■ WORK REQUIRED ■
Rewrite the lines below with "centroid-line" changed to "centroid-curve" everywhere it occurs, keeping everything else the same.

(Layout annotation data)
******
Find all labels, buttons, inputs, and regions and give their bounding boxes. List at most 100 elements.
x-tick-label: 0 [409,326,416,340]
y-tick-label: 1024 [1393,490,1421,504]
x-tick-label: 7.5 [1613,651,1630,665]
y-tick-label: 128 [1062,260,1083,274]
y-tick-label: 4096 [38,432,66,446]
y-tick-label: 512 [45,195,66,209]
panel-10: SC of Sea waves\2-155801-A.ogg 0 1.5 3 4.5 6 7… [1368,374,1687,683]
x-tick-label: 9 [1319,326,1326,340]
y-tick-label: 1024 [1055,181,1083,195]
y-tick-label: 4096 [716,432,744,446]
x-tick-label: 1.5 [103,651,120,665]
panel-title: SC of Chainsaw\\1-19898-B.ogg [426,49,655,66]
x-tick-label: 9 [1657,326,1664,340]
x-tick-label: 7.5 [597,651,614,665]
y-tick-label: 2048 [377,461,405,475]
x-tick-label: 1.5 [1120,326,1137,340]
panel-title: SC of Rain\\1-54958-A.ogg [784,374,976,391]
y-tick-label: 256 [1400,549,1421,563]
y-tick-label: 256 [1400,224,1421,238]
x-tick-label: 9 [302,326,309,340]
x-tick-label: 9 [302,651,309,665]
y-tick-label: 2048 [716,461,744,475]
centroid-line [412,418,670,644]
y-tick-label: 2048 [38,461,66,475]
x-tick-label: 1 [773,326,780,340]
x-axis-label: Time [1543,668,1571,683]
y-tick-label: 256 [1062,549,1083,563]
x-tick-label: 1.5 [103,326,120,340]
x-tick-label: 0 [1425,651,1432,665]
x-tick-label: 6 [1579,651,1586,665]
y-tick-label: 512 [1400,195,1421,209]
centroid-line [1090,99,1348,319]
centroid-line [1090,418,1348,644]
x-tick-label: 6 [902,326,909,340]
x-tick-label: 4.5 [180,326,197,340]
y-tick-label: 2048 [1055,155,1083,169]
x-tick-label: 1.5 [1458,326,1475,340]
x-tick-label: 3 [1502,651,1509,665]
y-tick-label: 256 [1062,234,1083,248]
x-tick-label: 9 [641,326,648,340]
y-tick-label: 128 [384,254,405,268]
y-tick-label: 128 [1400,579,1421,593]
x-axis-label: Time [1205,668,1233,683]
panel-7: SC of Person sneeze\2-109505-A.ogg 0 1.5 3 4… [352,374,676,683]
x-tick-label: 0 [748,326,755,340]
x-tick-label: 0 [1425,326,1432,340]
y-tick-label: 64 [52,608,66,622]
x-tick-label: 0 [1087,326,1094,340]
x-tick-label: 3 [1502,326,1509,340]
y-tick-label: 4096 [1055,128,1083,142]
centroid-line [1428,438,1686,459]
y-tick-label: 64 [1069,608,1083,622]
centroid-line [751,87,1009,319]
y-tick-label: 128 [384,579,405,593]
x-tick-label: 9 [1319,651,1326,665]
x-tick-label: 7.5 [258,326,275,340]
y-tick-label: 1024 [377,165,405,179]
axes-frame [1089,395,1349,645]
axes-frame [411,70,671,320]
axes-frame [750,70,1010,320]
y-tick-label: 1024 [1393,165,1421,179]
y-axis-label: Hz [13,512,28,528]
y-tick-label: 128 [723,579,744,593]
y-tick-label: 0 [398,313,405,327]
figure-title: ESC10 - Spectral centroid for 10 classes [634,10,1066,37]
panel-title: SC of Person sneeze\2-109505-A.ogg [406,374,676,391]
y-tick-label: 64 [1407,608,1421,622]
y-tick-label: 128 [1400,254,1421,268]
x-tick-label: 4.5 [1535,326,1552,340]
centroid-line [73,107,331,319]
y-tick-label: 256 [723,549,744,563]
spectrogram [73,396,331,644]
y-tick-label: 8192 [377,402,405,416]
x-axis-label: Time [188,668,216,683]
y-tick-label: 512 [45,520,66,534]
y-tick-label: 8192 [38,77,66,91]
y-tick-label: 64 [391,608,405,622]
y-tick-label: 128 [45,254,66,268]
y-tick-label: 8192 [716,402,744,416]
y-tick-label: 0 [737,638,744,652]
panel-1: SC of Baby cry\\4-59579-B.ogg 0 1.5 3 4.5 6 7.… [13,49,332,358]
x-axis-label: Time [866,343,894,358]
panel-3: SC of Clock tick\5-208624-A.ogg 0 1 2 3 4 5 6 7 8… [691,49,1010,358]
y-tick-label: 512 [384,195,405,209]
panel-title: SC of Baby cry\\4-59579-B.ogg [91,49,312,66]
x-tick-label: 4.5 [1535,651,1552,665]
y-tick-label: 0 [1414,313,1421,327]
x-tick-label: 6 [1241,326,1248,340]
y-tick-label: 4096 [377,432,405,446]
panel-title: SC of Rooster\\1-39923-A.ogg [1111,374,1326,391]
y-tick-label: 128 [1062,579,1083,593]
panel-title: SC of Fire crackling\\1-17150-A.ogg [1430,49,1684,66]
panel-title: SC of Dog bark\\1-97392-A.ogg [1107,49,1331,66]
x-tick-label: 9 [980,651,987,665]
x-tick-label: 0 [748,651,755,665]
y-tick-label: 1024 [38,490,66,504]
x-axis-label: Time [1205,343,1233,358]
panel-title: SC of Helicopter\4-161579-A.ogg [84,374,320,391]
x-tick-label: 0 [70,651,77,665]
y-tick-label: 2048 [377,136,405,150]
******
■ OUTPUT FOR THIS TASK ■
Find all labels, buttons, inputs, and regions and give their bounding boxes. List at most 100 elements.
x-tick-label: 0 [409,326,416,340]
y-tick-label: 1024 [1393,490,1421,504]
x-tick-label: 7.5 [1613,651,1630,665]
y-tick-label: 128 [1062,260,1083,274]
y-tick-label: 4096 [38,432,66,446]
y-tick-label: 512 [45,195,66,209]
panel-10: SC of Sea waves\2-155801-A.ogg 0 1.5 3 4.5 6 7… [1368,374,1687,683]
x-tick-label: 9 [1319,326,1326,340]
y-tick-label: 1024 [1055,181,1083,195]
y-tick-label: 4096 [716,432,744,446]
x-tick-label: 1.5 [103,651,120,665]
panel-title: SC of Chainsaw\\1-19898-B.ogg [426,49,655,66]
x-tick-label: 9 [1657,326,1664,340]
x-tick-label: 7.5 [597,651,614,665]
y-tick-label: 2048 [377,461,405,475]
x-tick-label: 1.5 [1120,326,1137,340]
panel-title: SC of Rain\\1-54958-A.ogg [784,374,976,391]
y-tick-label: 256 [1400,549,1421,563]
y-tick-label: 256 [1400,224,1421,238]
x-tick-label: 9 [302,326,309,340]
x-tick-label: 9 [302,651,309,665]
y-tick-label: 2048 [716,461,744,475]
centroid-curve [412,418,670,644]
y-tick-label: 2048 [38,461,66,475]
x-tick-label: 1 [773,326,780,340]
x-axis-label: Time [1543,668,1571,683]
y-tick-label: 256 [1062,549,1083,563]
x-tick-label: 1.5 [103,326,120,340]
x-tick-label: 0 [1425,651,1432,665]
x-tick-label: 6 [1579,651,1586,665]
y-tick-label: 512 [1400,195,1421,209]
centroid-curve [1090,99,1348,319]
centroid-curve [1090,418,1348,644]
x-tick-label: 6 [902,326,909,340]
x-tick-label: 4.5 [180,326,197,340]
y-tick-label: 2048 [1055,155,1083,169]
x-tick-label: 1.5 [1458,326,1475,340]
x-tick-label: 3 [1502,651,1509,665]
y-tick-label: 256 [1062,234,1083,248]
x-tick-label: 9 [641,326,648,340]
y-tick-label: 128 [384,254,405,268]
y-tick-label: 128 [1400,579,1421,593]
x-axis-label: Time [1205,668,1233,683]
panel-7: SC of Person sneeze\2-109505-A.ogg 0 1.5 3 4… [352,374,676,683]
x-tick-label: 0 [748,326,755,340]
x-tick-label: 0 [1425,326,1432,340]
y-tick-label: 64 [52,608,66,622]
x-tick-label: 0 [1087,326,1094,340]
x-tick-label: 3 [1502,326,1509,340]
y-tick-label: 4096 [1055,128,1083,142]
centroid-curve [1428,438,1686,459]
y-tick-label: 64 [1069,608,1083,622]
centroid-curve [751,87,1009,319]
y-tick-label: 128 [384,579,405,593]
x-tick-label: 9 [1319,651,1326,665]
x-tick-label: 7.5 [258,326,275,340]
y-tick-label: 1024 [377,165,405,179]
axes-frame [1089,395,1349,645]
axes-frame [411,70,671,320]
axes-frame [750,70,1010,320]
y-tick-label: 1024 [1393,165,1421,179]
y-axis-label: Hz [13,512,28,528]
y-tick-label: 128 [723,579,744,593]
y-tick-label: 0 [398,313,405,327]
figure-title: ESC10 - Spectral centroid for 10 classes [634,10,1066,37]
panel-title: SC of Person sneeze\2-109505-A.ogg [406,374,676,391]
y-tick-label: 64 [1407,608,1421,622]
y-tick-label: 128 [1400,254,1421,268]
x-tick-label: 4.5 [1535,326,1552,340]
centroid-curve [73,107,331,319]
y-tick-label: 256 [723,549,744,563]
spectrogram [73,396,331,644]
y-tick-label: 8192 [377,402,405,416]
x-axis-label: Time [188,668,216,683]
y-tick-label: 512 [45,520,66,534]
y-tick-label: 8192 [38,77,66,91]
y-tick-label: 64 [391,608,405,622]
y-tick-label: 128 [45,254,66,268]
y-tick-label: 8192 [716,402,744,416]
y-tick-label: 0 [737,638,744,652]
panel-1: SC of Baby cry\\4-59579-B.ogg 0 1.5 3 4.5 6 7.… [13,49,332,358]
x-axis-label: Time [866,343,894,358]
panel-3: SC of Clock tick\5-208624-A.ogg 0 1 2 3 4 5 6 7 8… [691,49,1010,358]
y-tick-label: 512 [384,195,405,209]
panel-title: SC of Baby cry\\4-59579-B.ogg [91,49,312,66]
x-tick-label: 4.5 [1535,651,1552,665]
y-tick-label: 0 [1414,313,1421,327]
x-tick-label: 6 [1241,326,1248,340]
y-tick-label: 4096 [377,432,405,446]
panel-title: SC of Rooster\\1-39923-A.ogg [1111,374,1326,391]
y-tick-label: 128 [1062,579,1083,593]
panel-title: SC of Fire crackling\\1-17150-A.ogg [1430,49,1684,66]
panel-title: SC of Dog bark\\1-97392-A.ogg [1107,49,1331,66]
x-tick-label: 9 [980,651,987,665]
x-tick-label: 0 [748,651,755,665]
y-tick-label: 1024 [38,490,66,504]
x-axis-label: Time [1205,343,1233,358]
panel-title: SC of Helicopter\4-161579-A.ogg [84,374,320,391]
x-tick-label: 0 [70,651,77,665]
y-tick-label: 2048 [377,136,405,150]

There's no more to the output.